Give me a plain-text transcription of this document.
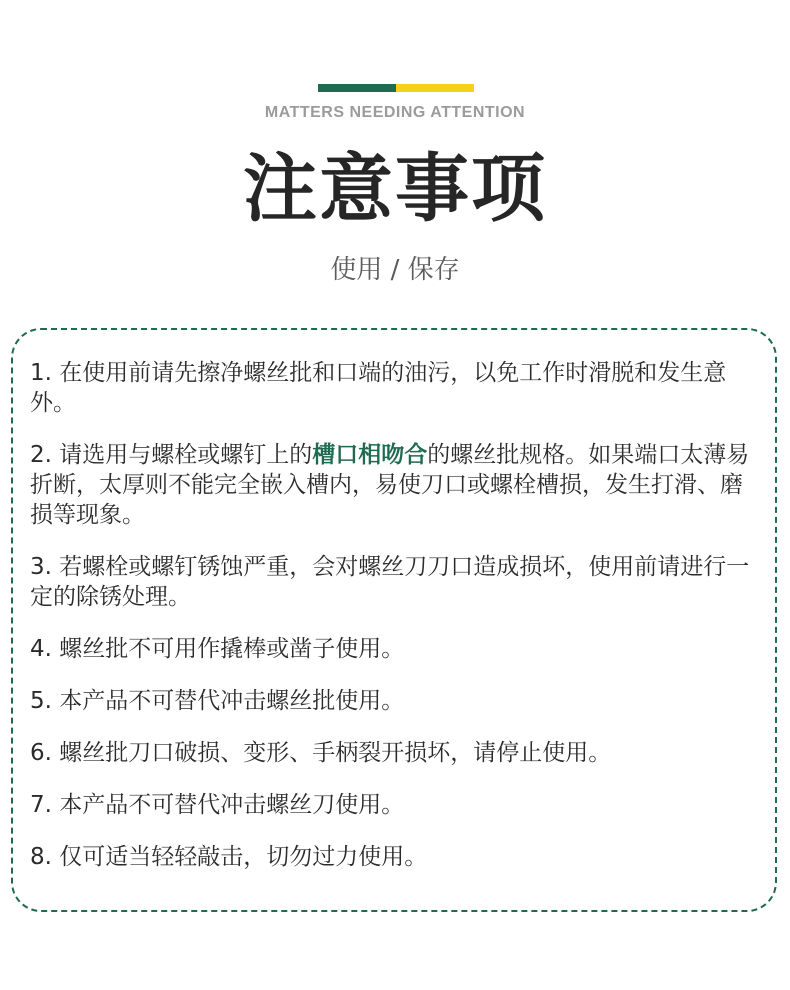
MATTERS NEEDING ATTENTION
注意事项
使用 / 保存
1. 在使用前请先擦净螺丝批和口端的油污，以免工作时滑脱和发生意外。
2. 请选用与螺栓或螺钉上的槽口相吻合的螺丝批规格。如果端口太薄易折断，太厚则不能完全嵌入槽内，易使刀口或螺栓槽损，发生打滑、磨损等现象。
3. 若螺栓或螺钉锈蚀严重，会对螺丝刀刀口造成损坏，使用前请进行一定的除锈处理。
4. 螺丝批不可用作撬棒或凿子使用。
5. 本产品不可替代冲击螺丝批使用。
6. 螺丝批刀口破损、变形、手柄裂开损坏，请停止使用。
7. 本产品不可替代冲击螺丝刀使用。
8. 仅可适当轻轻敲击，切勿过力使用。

REQUIREMENT:
Leave the pictures out, and print every line of the listing exactly as written.

FULL RESPONSE:
Give me a plain-text transcription of this document.
MATTERS NEEDING ATTENTION
注意事项
使用 / 保存
1. 在使用前请先擦净螺丝批和口端的油污，以免工作时滑脱和发生意外。
2. 请选用与螺栓或螺钉上的槽口相吻合的螺丝批规格。如果端口太薄易折断，太厚则不能完全嵌入槽内，易使刀口或螺栓槽损，发生打滑、磨损等现象。
3. 若螺栓或螺钉锈蚀严重，会对螺丝刀刀口造成损坏，使用前请进行一定的除锈处理。
4. 螺丝批不可用作撬棒或凿子使用。
5. 本产品不可替代冲击螺丝批使用。
6. 螺丝批刀口破损、变形、手柄裂开损坏，请停止使用。
7. 本产品不可替代冲击螺丝刀使用。
8. 仅可适当轻轻敲击，切勿过力使用。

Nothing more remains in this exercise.